## GOAL
Output all the material that follows, exactly as given.
Begin DATA SUPPLIED
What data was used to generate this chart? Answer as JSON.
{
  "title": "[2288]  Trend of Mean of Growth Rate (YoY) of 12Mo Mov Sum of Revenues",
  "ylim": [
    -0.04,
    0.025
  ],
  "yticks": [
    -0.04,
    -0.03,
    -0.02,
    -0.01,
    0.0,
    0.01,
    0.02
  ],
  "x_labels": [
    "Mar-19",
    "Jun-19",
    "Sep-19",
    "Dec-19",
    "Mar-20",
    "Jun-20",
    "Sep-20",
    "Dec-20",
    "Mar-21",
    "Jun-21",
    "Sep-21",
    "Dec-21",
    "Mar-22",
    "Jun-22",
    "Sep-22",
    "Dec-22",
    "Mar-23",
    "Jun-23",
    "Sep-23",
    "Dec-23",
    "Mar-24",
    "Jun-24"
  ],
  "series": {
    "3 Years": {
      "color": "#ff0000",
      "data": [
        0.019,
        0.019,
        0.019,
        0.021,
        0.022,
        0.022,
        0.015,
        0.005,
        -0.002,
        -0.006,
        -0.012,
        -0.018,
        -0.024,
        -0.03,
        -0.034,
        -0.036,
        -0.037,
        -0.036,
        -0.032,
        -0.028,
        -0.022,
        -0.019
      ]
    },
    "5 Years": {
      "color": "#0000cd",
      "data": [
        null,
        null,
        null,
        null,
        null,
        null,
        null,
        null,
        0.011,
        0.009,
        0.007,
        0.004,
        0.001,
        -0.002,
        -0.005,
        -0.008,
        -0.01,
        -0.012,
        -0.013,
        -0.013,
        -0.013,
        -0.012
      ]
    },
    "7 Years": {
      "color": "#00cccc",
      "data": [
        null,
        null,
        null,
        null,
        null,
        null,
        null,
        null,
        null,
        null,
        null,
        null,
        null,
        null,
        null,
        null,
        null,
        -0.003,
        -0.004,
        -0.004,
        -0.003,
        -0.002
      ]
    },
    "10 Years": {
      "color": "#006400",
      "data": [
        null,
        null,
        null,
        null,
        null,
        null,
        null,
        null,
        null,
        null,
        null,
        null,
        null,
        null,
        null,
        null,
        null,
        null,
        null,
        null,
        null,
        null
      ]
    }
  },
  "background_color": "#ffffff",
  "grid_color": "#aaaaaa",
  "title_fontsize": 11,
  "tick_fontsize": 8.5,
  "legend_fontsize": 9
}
End DATA SUPPLIED
## WRITTEN RESPONSE
What data was used to generate this chart? Answer as JSON.
{
  "title": "[2288]  Trend of Mean of Growth Rate (YoY) of 12Mo Mov Sum of Revenues",
  "ylim": [
    -0.04,
    0.025
  ],
  "yticks": [
    -0.04,
    -0.03,
    -0.02,
    -0.01,
    0.0,
    0.01,
    0.02
  ],
  "x_labels": [
    "Mar-19",
    "Jun-19",
    "Sep-19",
    "Dec-19",
    "Mar-20",
    "Jun-20",
    "Sep-20",
    "Dec-20",
    "Mar-21",
    "Jun-21",
    "Sep-21",
    "Dec-21",
    "Mar-22",
    "Jun-22",
    "Sep-22",
    "Dec-22",
    "Mar-23",
    "Jun-23",
    "Sep-23",
    "Dec-23",
    "Mar-24",
    "Jun-24"
  ],
  "series": {
    "3 Years": {
      "color": "#ff0000",
      "data": [
        0.019,
        0.019,
        0.019,
        0.021,
        0.022,
        0.022,
        0.015,
        0.005,
        -0.002,
        -0.006,
        -0.012,
        -0.018,
        -0.024,
        -0.03,
        -0.034,
        -0.036,
        -0.037,
        -0.036,
        -0.032,
        -0.028,
        -0.022,
        -0.019
      ]
    },
    "5 Years": {
      "color": "#0000cd",
      "data": [
        null,
        null,
        null,
        null,
        null,
        null,
        null,
        null,
        0.011,
        0.009,
        0.007,
        0.004,
        0.001,
        -0.002,
        -0.005,
        -0.008,
        -0.01,
        -0.012,
        -0.013,
        -0.013,
        -0.013,
        -0.012
      ]
    },
    "7 Years": {
      "color": "#00cccc",
      "data": [
        null,
        null,
        null,
        null,
        null,
        null,
        null,
        null,
        null,
        null,
        null,
        null,
        null,
        null,
        null,
        null,
        null,
        -0.003,
        -0.004,
        -0.004,
        -0.003,
        -0.002
      ]
    },
    "10 Years": {
      "color": "#006400",
      "data": [
        null,
        null,
        null,
        null,
        null,
        null,
        null,
        null,
        null,
        null,
        null,
        null,
        null,
        null,
        null,
        null,
        null,
        null,
        null,
        null,
        null,
        null
      ]
    }
  },
  "background_color": "#ffffff",
  "grid_color": "#aaaaaa",
  "title_fontsize": 11,
  "tick_fontsize": 8.5,
  "legend_fontsize": 9
}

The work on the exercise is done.